* AIM OF THE TASK *
Identify the lines that contain the string "type", then copy each of them.

(Records contained in a dataset)

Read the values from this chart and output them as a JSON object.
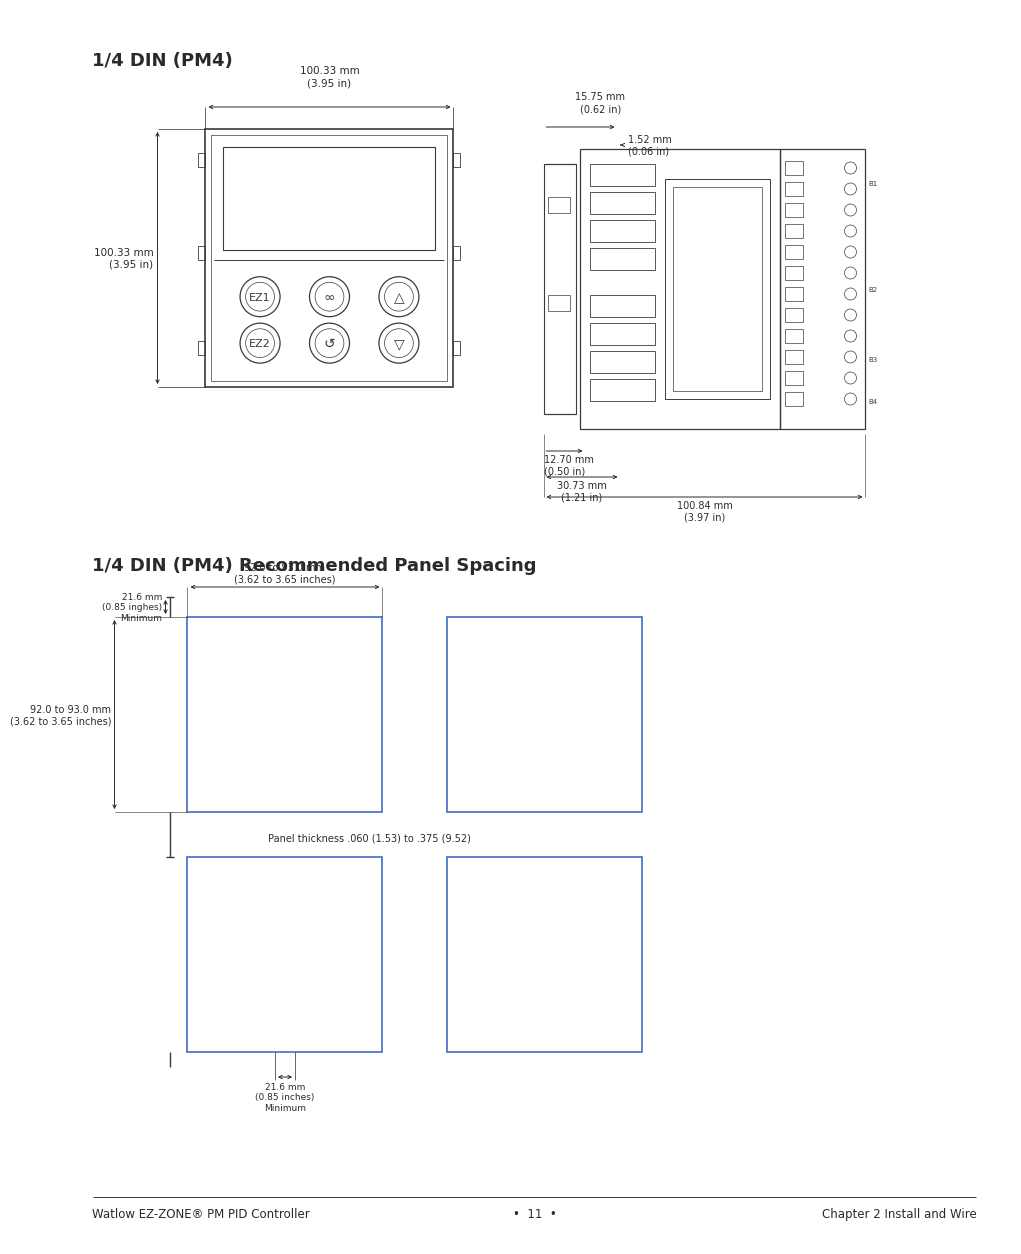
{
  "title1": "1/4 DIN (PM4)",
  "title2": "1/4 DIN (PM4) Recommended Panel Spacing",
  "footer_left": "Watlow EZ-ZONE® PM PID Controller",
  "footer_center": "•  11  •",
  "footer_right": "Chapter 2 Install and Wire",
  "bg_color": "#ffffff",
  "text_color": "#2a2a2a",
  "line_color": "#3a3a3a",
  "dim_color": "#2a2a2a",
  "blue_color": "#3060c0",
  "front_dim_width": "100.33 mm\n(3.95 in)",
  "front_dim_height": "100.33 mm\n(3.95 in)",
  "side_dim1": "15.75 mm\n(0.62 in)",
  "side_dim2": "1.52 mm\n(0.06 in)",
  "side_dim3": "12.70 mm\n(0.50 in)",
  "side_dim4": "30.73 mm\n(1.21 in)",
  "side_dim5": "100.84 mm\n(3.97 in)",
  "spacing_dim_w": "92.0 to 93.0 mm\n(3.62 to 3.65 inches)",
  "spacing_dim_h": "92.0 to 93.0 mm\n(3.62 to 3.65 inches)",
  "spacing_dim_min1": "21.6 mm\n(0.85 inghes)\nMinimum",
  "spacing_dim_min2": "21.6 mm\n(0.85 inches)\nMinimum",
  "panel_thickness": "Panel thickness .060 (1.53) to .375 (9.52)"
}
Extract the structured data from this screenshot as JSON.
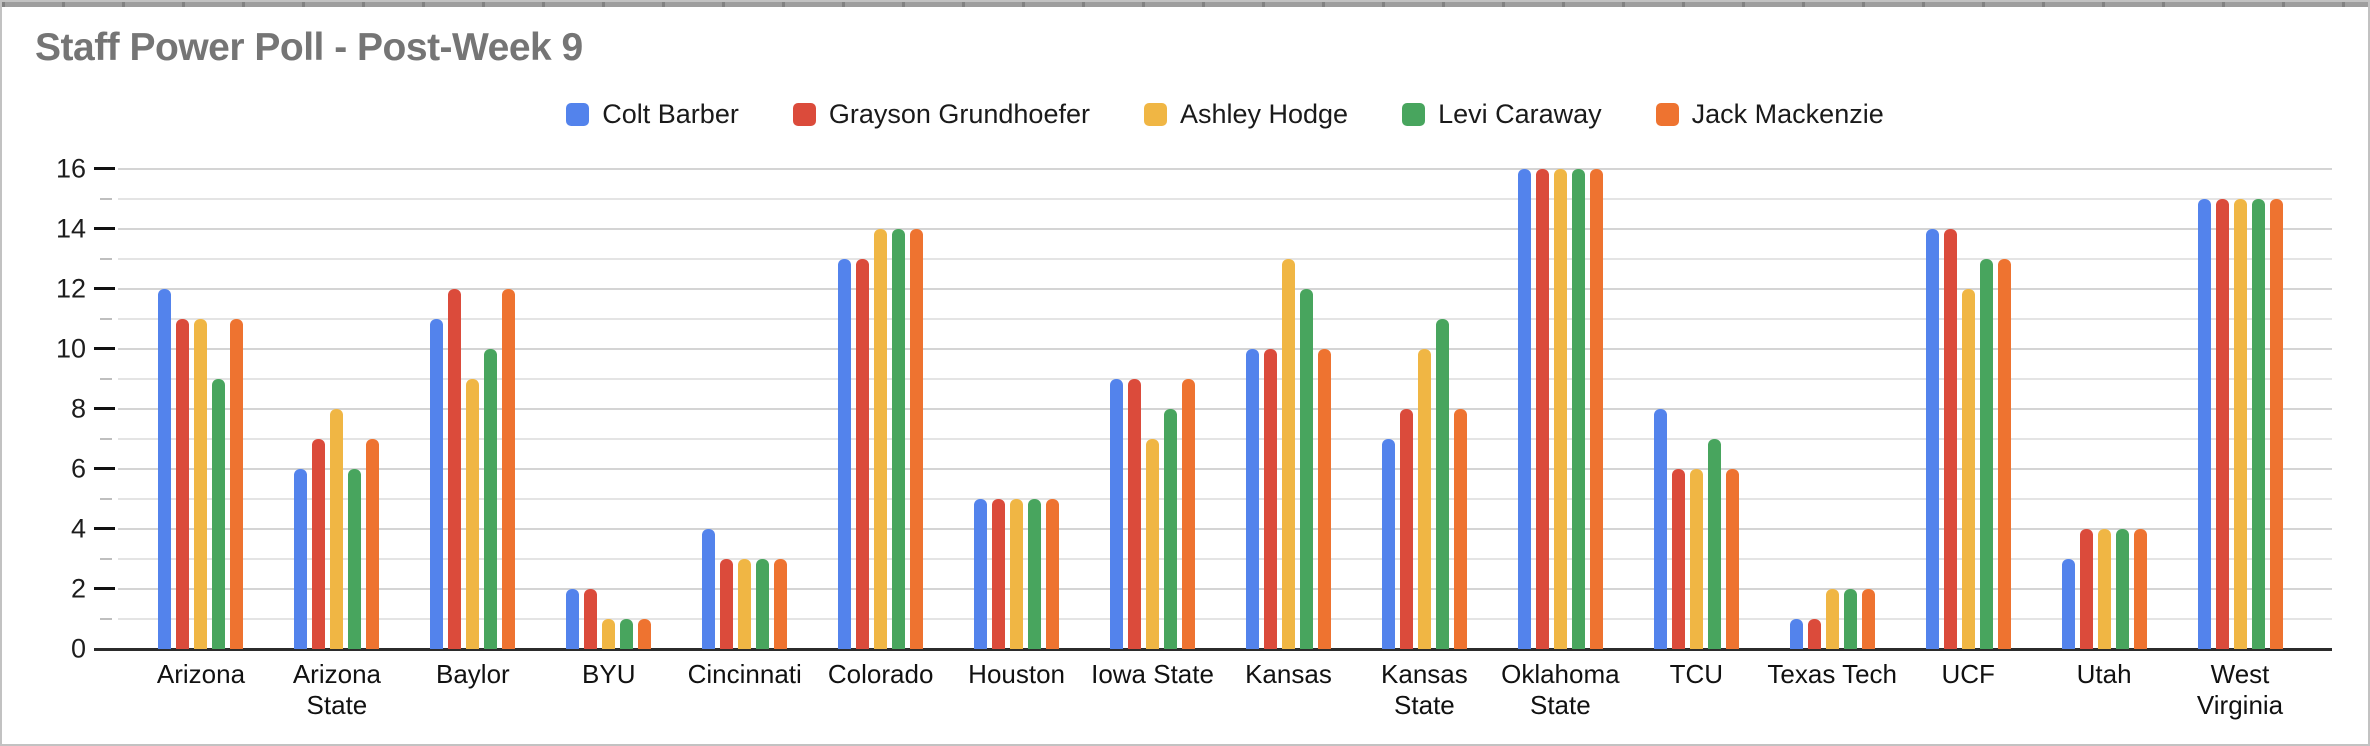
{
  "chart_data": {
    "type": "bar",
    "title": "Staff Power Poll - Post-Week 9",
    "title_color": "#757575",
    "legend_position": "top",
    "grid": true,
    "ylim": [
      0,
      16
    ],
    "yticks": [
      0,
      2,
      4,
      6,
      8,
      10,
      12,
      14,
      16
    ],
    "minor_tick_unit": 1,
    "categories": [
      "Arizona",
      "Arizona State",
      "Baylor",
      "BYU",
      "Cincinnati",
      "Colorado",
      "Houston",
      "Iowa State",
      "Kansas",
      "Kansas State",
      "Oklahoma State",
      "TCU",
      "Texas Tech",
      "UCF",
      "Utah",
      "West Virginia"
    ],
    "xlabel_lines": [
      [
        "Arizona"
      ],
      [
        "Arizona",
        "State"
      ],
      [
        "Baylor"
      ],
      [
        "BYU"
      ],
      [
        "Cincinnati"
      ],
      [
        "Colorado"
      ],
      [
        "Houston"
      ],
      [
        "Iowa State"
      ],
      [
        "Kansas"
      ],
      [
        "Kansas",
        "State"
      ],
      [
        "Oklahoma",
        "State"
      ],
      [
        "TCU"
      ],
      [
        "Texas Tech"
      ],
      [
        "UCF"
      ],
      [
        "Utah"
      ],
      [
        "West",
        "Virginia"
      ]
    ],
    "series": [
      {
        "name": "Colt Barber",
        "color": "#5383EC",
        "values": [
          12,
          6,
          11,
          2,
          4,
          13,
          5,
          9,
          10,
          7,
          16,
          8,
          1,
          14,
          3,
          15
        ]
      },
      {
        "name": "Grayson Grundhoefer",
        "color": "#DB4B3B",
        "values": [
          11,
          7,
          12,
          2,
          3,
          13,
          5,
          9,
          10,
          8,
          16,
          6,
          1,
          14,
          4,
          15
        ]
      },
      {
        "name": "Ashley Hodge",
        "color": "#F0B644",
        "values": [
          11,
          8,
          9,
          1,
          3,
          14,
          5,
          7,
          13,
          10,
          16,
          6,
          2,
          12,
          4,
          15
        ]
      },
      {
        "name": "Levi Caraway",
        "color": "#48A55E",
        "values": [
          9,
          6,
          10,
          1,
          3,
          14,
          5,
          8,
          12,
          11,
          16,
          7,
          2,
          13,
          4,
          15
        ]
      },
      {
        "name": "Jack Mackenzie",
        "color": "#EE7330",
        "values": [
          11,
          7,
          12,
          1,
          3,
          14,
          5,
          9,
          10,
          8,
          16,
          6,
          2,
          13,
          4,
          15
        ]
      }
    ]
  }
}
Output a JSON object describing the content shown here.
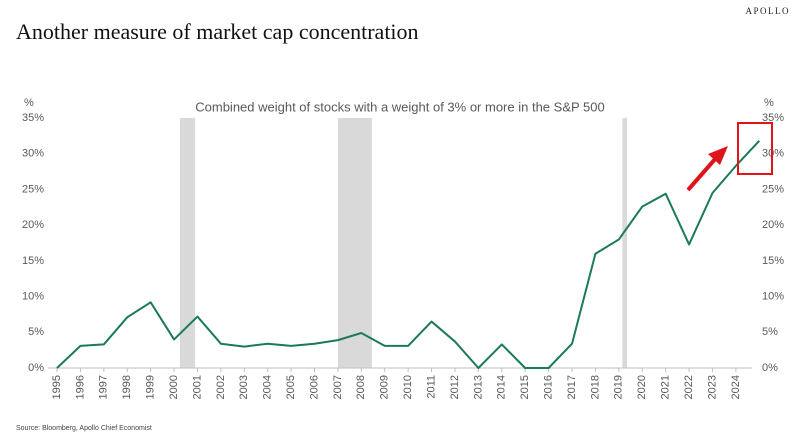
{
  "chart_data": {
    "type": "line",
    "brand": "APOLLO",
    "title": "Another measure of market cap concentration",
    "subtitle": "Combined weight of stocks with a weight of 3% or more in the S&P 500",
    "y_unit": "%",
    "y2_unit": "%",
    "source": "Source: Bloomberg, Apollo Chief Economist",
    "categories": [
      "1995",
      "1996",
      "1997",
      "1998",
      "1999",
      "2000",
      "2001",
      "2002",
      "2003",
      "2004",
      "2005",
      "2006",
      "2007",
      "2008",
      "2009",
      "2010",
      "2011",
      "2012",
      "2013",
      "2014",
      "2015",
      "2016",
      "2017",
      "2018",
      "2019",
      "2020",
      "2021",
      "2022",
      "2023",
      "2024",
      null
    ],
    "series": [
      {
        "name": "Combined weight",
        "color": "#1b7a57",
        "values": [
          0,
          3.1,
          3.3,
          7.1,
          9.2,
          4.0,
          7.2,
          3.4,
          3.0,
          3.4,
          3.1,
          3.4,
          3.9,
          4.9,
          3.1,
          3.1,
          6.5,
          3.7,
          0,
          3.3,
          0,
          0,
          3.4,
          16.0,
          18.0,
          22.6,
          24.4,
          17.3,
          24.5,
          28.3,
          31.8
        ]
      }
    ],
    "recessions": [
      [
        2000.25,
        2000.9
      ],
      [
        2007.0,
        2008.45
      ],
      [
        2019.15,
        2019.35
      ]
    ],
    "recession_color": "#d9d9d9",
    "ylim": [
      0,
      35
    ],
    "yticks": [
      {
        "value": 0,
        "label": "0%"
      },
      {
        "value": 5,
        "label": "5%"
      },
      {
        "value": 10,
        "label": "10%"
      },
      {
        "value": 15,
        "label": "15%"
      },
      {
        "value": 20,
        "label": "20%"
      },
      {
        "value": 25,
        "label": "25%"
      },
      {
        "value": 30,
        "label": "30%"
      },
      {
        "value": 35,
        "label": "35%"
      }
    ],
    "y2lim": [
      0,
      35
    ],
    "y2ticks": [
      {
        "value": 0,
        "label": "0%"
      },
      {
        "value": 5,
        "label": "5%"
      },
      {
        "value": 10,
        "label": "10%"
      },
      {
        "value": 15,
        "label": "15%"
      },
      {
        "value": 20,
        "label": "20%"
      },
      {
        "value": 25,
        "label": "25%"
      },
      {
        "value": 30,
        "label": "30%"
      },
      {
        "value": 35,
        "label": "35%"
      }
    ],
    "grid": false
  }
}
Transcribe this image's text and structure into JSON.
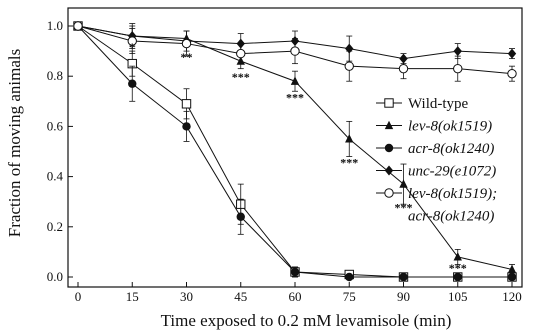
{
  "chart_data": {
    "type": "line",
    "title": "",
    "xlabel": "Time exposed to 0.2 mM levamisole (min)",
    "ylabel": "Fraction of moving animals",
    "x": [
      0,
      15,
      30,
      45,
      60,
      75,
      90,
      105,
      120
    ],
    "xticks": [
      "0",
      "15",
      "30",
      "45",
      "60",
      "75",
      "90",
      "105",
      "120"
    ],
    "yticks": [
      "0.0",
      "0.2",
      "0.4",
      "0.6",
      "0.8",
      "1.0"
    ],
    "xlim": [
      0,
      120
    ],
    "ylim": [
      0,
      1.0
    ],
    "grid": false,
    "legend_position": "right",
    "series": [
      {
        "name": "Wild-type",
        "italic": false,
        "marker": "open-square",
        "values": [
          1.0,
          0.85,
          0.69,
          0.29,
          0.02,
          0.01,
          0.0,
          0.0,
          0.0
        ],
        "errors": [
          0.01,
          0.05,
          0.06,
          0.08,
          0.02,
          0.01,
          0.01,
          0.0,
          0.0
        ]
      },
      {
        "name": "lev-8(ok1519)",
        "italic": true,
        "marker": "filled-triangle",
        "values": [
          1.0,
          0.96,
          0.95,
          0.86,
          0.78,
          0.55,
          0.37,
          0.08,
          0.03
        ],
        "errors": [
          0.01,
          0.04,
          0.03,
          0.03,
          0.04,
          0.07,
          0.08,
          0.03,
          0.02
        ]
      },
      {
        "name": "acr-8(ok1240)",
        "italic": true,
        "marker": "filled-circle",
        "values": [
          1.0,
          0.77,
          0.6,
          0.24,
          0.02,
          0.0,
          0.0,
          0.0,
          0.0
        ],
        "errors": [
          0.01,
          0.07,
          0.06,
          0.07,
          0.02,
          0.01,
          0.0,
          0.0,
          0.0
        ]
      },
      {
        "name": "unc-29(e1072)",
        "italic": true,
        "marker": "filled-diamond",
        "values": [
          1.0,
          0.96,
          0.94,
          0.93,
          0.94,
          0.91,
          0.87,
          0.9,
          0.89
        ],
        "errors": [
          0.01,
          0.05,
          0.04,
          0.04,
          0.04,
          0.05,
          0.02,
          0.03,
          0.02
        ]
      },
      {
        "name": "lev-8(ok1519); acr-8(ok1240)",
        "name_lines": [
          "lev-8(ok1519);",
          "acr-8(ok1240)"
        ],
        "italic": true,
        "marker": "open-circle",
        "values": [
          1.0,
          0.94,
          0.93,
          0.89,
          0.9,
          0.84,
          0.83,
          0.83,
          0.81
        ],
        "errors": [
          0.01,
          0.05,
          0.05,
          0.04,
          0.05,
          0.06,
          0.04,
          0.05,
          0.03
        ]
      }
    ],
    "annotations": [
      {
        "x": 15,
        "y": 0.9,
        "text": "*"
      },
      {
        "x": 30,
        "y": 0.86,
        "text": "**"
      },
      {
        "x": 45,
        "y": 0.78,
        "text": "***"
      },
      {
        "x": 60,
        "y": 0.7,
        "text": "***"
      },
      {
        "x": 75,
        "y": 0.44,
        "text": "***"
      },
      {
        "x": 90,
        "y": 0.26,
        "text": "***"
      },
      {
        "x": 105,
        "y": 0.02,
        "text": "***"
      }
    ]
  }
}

* SOLUTION *
    "type": "bar",
    "type": "line",
    "type": "line",
        "name": "Wild-type",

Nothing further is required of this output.